[Record list]
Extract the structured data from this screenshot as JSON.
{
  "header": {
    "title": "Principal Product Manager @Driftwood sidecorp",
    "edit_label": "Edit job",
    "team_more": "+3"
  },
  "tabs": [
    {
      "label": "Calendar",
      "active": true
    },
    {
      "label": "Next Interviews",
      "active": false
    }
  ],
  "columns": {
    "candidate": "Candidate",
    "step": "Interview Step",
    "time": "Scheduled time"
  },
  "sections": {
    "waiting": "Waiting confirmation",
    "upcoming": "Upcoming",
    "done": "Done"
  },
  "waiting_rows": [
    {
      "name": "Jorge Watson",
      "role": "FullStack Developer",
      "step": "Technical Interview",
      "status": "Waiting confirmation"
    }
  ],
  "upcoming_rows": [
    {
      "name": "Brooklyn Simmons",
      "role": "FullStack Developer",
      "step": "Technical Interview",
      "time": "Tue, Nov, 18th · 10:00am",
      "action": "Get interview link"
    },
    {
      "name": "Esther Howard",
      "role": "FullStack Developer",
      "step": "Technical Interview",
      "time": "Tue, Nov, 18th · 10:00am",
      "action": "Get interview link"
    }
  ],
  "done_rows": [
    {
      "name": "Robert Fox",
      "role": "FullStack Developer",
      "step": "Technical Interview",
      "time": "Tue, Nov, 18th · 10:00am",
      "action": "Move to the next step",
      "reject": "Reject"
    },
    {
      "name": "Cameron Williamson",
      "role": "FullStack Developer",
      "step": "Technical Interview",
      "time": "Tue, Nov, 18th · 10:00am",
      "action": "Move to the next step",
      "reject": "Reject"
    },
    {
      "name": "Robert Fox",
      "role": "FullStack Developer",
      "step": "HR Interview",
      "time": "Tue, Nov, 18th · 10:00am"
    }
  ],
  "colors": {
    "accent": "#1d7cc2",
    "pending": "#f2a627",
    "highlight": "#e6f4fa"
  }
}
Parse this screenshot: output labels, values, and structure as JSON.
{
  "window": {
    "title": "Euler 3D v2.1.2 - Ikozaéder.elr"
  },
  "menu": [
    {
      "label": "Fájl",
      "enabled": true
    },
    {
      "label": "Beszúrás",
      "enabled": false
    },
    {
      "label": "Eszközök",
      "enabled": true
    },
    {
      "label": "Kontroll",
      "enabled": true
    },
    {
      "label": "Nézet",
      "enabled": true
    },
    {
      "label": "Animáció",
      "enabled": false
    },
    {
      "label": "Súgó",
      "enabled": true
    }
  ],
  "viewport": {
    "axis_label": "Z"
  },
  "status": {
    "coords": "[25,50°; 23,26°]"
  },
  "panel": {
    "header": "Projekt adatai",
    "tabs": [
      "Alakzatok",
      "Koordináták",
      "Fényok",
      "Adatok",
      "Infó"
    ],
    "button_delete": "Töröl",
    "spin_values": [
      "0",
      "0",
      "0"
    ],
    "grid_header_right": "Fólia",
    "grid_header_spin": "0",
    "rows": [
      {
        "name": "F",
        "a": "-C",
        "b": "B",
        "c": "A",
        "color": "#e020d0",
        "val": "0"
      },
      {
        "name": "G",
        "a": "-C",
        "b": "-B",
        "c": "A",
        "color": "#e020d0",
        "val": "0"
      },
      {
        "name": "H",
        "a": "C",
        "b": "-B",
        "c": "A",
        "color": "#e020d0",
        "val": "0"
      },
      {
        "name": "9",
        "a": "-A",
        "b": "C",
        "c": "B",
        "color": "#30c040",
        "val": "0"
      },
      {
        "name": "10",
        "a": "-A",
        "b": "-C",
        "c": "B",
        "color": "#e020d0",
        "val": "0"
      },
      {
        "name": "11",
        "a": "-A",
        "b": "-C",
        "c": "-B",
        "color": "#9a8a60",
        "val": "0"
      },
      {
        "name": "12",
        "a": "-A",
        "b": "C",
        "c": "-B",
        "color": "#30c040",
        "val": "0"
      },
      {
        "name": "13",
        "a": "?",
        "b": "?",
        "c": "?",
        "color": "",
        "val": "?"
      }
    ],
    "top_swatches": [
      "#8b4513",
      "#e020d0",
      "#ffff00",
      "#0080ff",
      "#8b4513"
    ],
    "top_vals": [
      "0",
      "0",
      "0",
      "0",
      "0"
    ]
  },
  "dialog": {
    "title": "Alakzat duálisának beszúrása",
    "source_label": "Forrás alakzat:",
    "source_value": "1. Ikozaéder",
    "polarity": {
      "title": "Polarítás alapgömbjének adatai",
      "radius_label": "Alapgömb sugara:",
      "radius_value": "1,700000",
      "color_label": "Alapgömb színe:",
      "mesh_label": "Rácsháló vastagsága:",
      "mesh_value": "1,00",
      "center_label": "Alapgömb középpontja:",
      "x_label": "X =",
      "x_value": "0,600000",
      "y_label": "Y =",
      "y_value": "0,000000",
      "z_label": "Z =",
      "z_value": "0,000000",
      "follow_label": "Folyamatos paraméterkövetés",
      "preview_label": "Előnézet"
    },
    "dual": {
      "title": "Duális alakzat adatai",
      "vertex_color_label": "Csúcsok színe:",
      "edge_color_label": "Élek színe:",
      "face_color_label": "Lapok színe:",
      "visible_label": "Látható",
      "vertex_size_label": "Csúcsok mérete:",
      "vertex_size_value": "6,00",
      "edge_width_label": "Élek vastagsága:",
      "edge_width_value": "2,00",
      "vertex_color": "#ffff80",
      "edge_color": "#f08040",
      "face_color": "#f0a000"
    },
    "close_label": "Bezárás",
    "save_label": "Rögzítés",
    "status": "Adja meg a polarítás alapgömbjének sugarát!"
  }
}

[What to produce] Repeat every record, exactly as written.

[Reply to the task]
Extract the structured data from this screenshot as JSON.
{
  "header": {
    "title": "Principal Product Manager @Driftwood sidecorp",
    "edit_label": "Edit job",
    "team_more": "+3"
  },
  "tabs": [
    {
      "label": "Calendar",
      "active": true
    },
    {
      "label": "Next Interviews",
      "active": false
    }
  ],
  "columns": {
    "candidate": "Candidate",
    "step": "Interview Step",
    "time": "Scheduled time"
  },
  "sections": {
    "waiting": "Waiting confirmation",
    "upcoming": "Upcoming",
    "done": "Done"
  },
  "waiting_rows": [
    {
      "name": "Jorge Watson",
      "role": "FullStack Developer",
      "step": "Technical Interview",
      "status": "Waiting confirmation"
    }
  ],
  "upcoming_rows": [
    {
      "name": "Brooklyn Simmons",
      "role": "FullStack Developer",
      "step": "Technical Interview",
      "time": "Tue, Nov, 18th · 10:00am",
      "action": "Get interview link"
    },
    {
      "name": "Esther Howard",
      "role": "FullStack Developer",
      "step": "Technical Interview",
      "time": "Tue, Nov, 18th · 10:00am",
      "action": "Get interview link"
    }
  ],
  "done_rows": [
    {
      "name": "Robert Fox",
      "role": "FullStack Developer",
      "step": "Technical Interview",
      "time": "Tue, Nov, 18th · 10:00am",
      "action": "Move to the next step",
      "reject": "Reject"
    },
    {
      "name": "Cameron Williamson",
      "role": "FullStack Developer",
      "step": "Technical Interview",
      "time": "Tue, Nov, 18th · 10:00am",
      "action": "Move to the next step",
      "reject": "Reject"
    },
    {
      "name": "Robert Fox",
      "role": "FullStack Developer",
      "step": "HR Interview",
      "time": "Tue, Nov, 18th · 10:00am"
    }
  ],
  "colors": {
    "accent": "#1d7cc2",
    "pending": "#f2a627",
    "highlight": "#e6f4fa"
  }
}
Parse this screenshot: output labels, values, and structure as JSON.
{
  "window": {
    "title": "Euler 3D v2.1.2 - Ikozaéder.elr"
  },
  "menu": [
    {
      "label": "Fájl",
      "enabled": true
    },
    {
      "label": "Beszúrás",
      "enabled": false
    },
    {
      "label": "Eszközök",
      "enabled": true
    },
    {
      "label": "Kontroll",
      "enabled": true
    },
    {
      "label": "Nézet",
      "enabled": true
    },
    {
      "label": "Animáció",
      "enabled": false
    },
    {
      "label": "Súgó",
      "enabled": true
    }
  ],
  "viewport": {
    "axis_label": "Z"
  },
  "status": {
    "coords": "[25,50°; 23,26°]"
  },
  "panel": {
    "header": "Projekt adatai",
    "tabs": [
      "Alakzatok",
      "Koordináták",
      "Fényok",
      "Adatok",
      "Infó"
    ],
    "button_delete": "Töröl",
    "spin_values": [
      "0",
      "0",
      "0"
    ],
    "grid_header_right": "Fólia",
    "grid_header_spin": "0",
    "rows": [
      {
        "name": "F",
        "a": "-C",
        "b": "B",
        "c": "A",
        "color": "#e020d0",
        "val": "0"
      },
      {
        "name": "G",
        "a": "-C",
        "b": "-B",
        "c": "A",
        "color": "#e020d0",
        "val": "0"
      },
      {
        "name": "H",
        "a": "C",
        "b": "-B",
        "c": "A",
        "color": "#e020d0",
        "val": "0"
      },
      {
        "name": "9",
        "a": "-A",
        "b": "C",
        "c": "B",
        "color": "#30c040",
        "val": "0"
      },
      {
        "name": "10",
        "a": "-A",
        "b": "-C",
        "c": "B",
        "color": "#e020d0",
        "val": "0"
      },
      {
        "name": "11",
        "a": "-A",
        "b": "-C",
        "c": "-B",
        "color": "#9a8a60",
        "val": "0"
      },
      {
        "name": "12",
        "a": "-A",
        "b": "C",
        "c": "-B",
        "color": "#30c040",
        "val": "0"
      },
      {
        "name": "13",
        "a": "?",
        "b": "?",
        "c": "?",
        "color": "",
        "val": "?"
      }
    ],
    "top_swatches": [
      "#8b4513",
      "#e020d0",
      "#ffff00",
      "#0080ff",
      "#8b4513"
    ],
    "top_vals": [
      "0",
      "0",
      "0",
      "0",
      "0"
    ]
  },
  "dialog": {
    "title": "Alakzat duálisának beszúrása",
    "source_label": "Forrás alakzat:",
    "source_value": "1. Ikozaéder",
    "polarity": {
      "title": "Polarítás alapgömbjének adatai",
      "radius_label": "Alapgömb sugara:",
      "radius_value": "1,700000",
      "color_label": "Alapgömb színe:",
      "mesh_label": "Rácsháló vastagsága:",
      "mesh_value": "1,00",
      "center_label": "Alapgömb középpontja:",
      "x_label": "X =",
      "x_value": "0,600000",
      "y_label": "Y =",
      "y_value": "0,000000",
      "z_label": "Z =",
      "z_value": "0,000000",
      "follow_label": "Folyamatos paraméterkövetés",
      "preview_label": "Előnézet"
    },
    "dual": {
      "title": "Duális alakzat adatai",
      "vertex_color_label": "Csúcsok színe:",
      "edge_color_label": "Élek színe:",
      "face_color_label": "Lapok színe:",
      "visible_label": "Látható",
      "vertex_size_label": "Csúcsok mérete:",
      "vertex_size_value": "6,00",
      "edge_width_label": "Élek vastagsága:",
      "edge_width_value": "2,00",
      "vertex_color": "#ffff80",
      "edge_color": "#f08040",
      "face_color": "#f0a000"
    },
    "close_label": "Bezárás",
    "save_label": "Rögzítés",
    "status": "Adja meg a polarítás alapgömbjének sugarát!"
  }
}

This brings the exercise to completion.